WHAT THE TASK ASKS —
Print the listing as it stands, omitting all images.
BEGIN
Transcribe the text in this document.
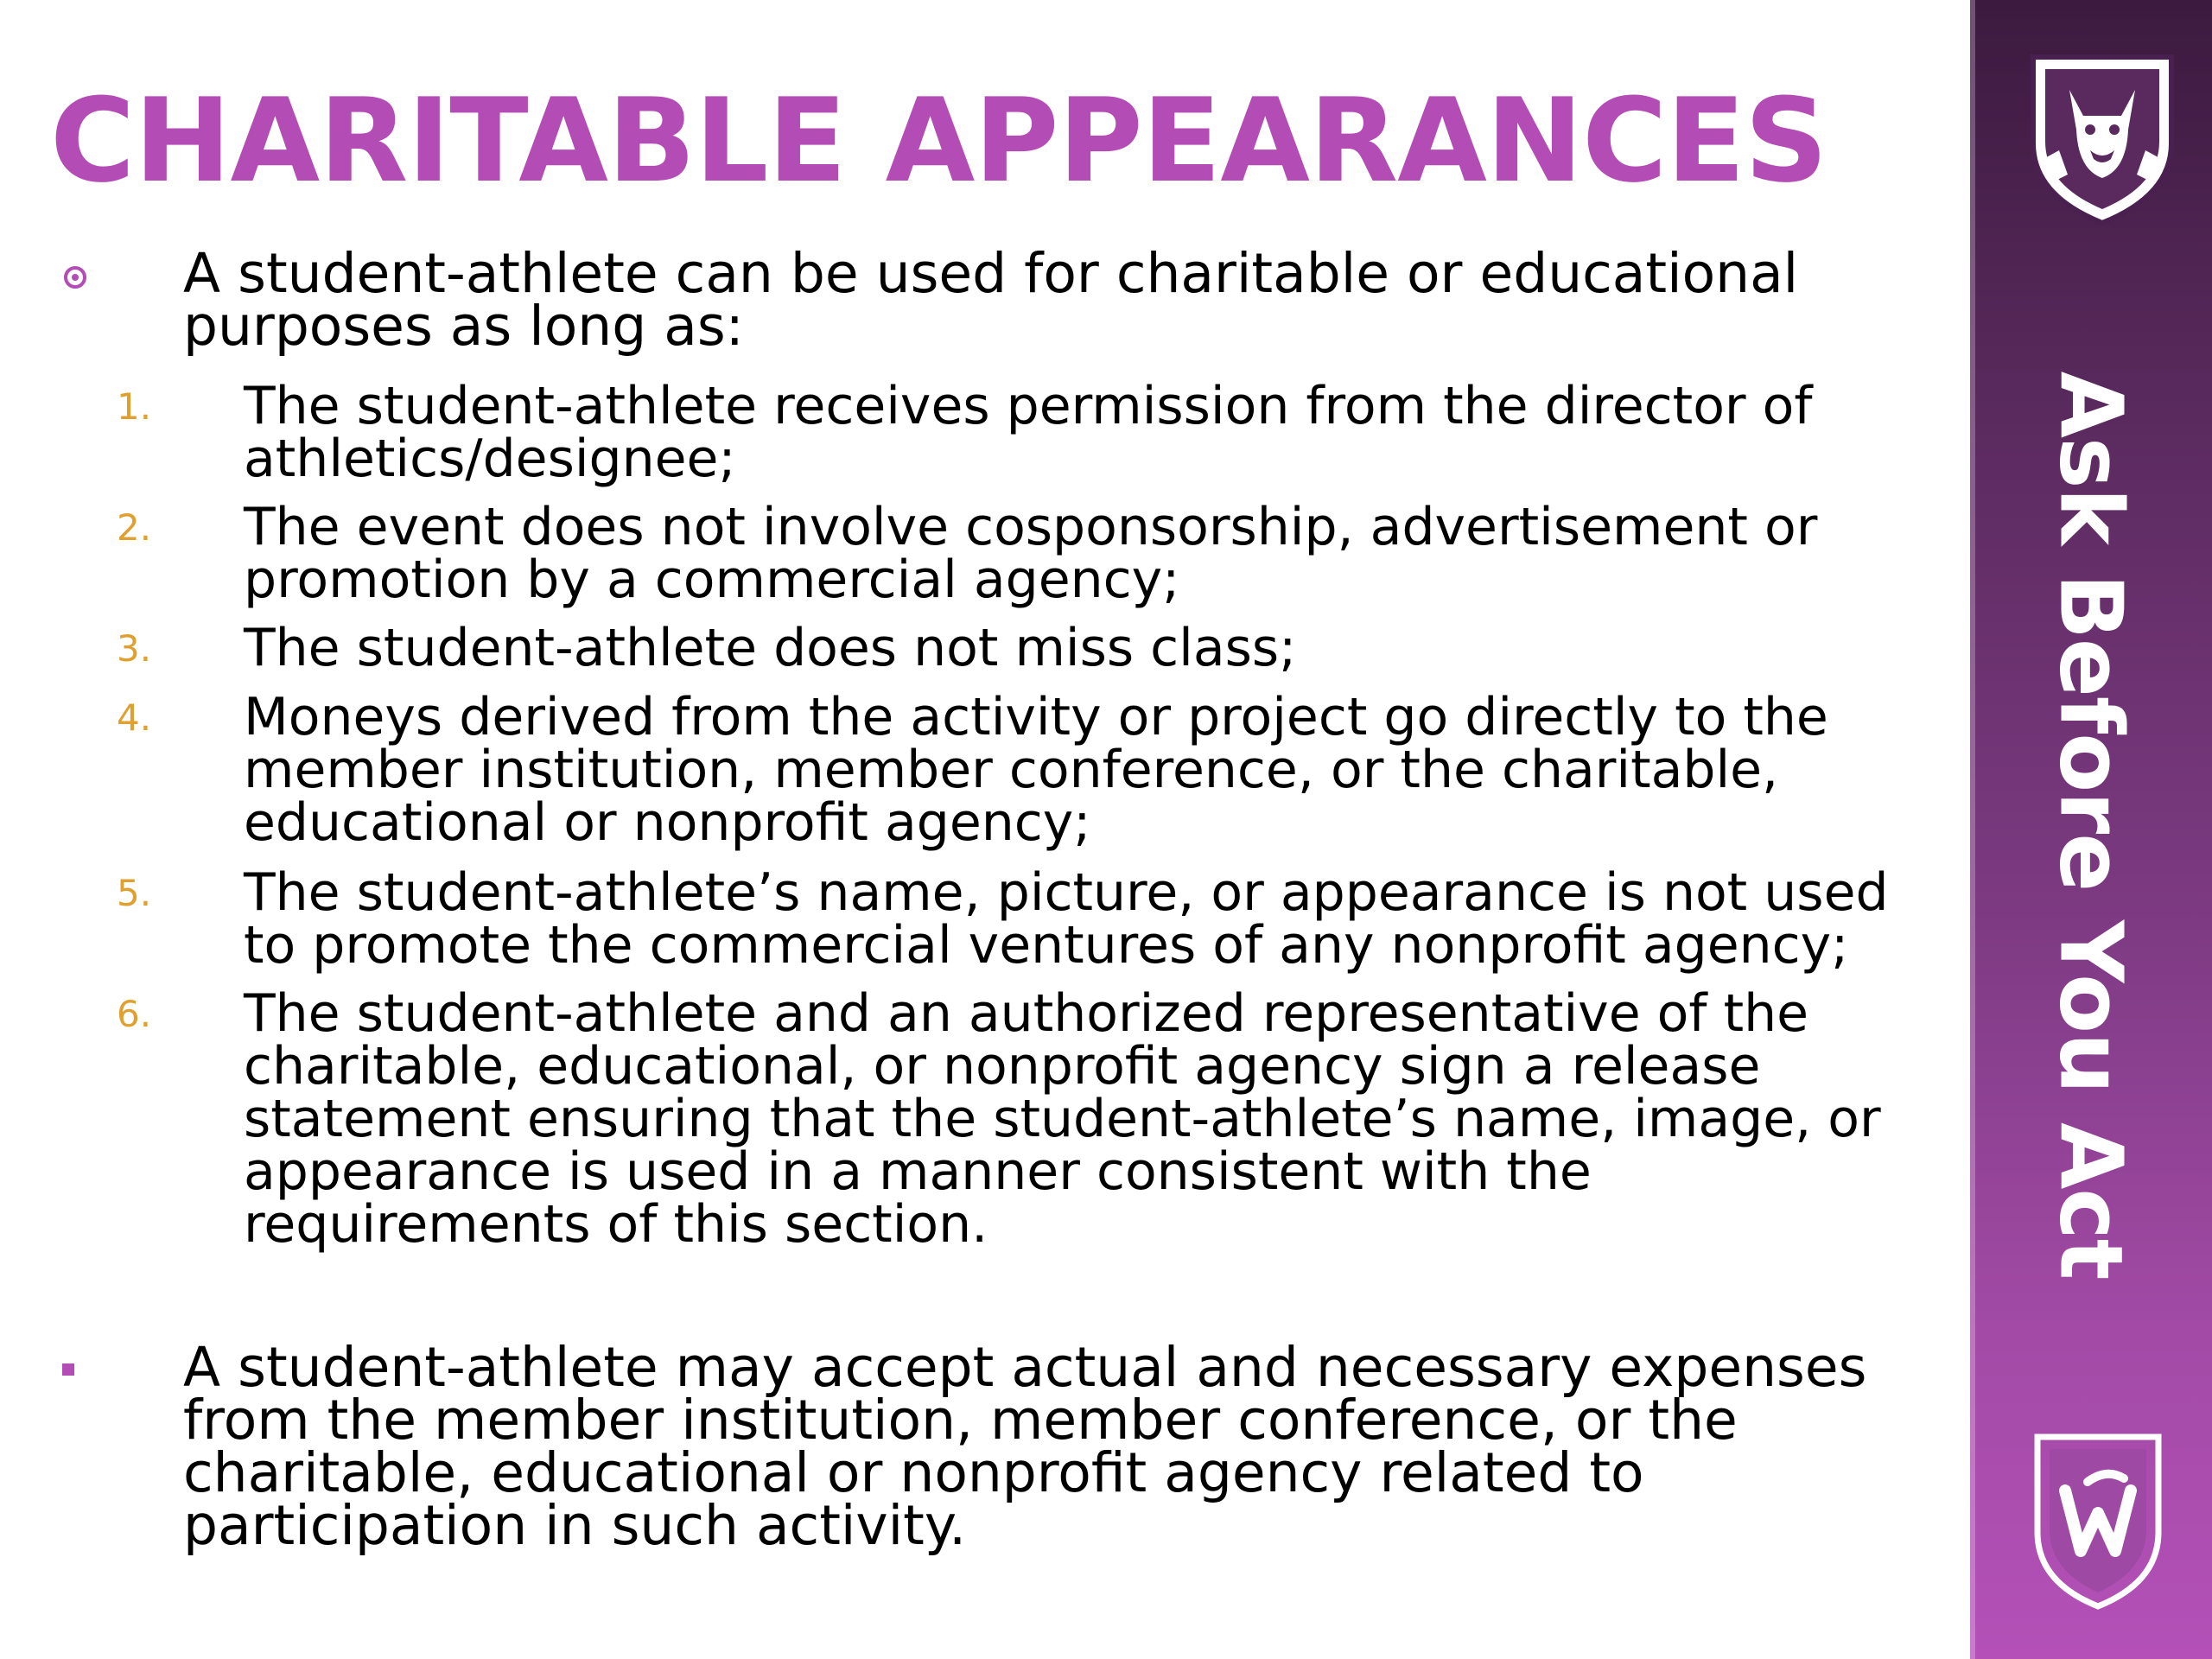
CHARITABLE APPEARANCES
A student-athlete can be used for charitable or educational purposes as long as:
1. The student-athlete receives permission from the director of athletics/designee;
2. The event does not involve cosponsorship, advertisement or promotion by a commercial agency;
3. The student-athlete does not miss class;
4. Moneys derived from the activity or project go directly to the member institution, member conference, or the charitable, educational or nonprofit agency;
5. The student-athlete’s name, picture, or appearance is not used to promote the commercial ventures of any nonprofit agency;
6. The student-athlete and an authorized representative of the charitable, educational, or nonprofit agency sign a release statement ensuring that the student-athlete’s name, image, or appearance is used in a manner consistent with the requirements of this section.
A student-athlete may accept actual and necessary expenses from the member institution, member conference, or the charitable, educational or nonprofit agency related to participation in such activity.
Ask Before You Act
END
RESPONSE FOR THIS EXERCISE —
Transcribe the text in this document.
CHARITABLE APPEARANCES
A student-athlete can be used for charitable or educational purposes as long as:
1. The student-athlete receives permission from the director of athletics/designee;
2. The event does not involve cosponsorship, advertisement or promotion by a commercial agency;
3. The student-athlete does not miss class;
4. Moneys derived from the activity or project go directly to the member institution, member conference, or the charitable, educational or nonprofit agency;
5. The student-athlete’s name, picture, or appearance is not used to promote the commercial ventures of any nonprofit agency;
6. The student-athlete and an authorized representative of the charitable, educational, or nonprofit agency sign a release statement ensuring that the student-athlete’s name, image, or appearance is used in a manner consistent with the requirements of this section.
A student-athlete may accept actual and necessary expenses from the member institution, member conference, or the charitable, educational or nonprofit agency related to participation in such activity.
Ask Before You Act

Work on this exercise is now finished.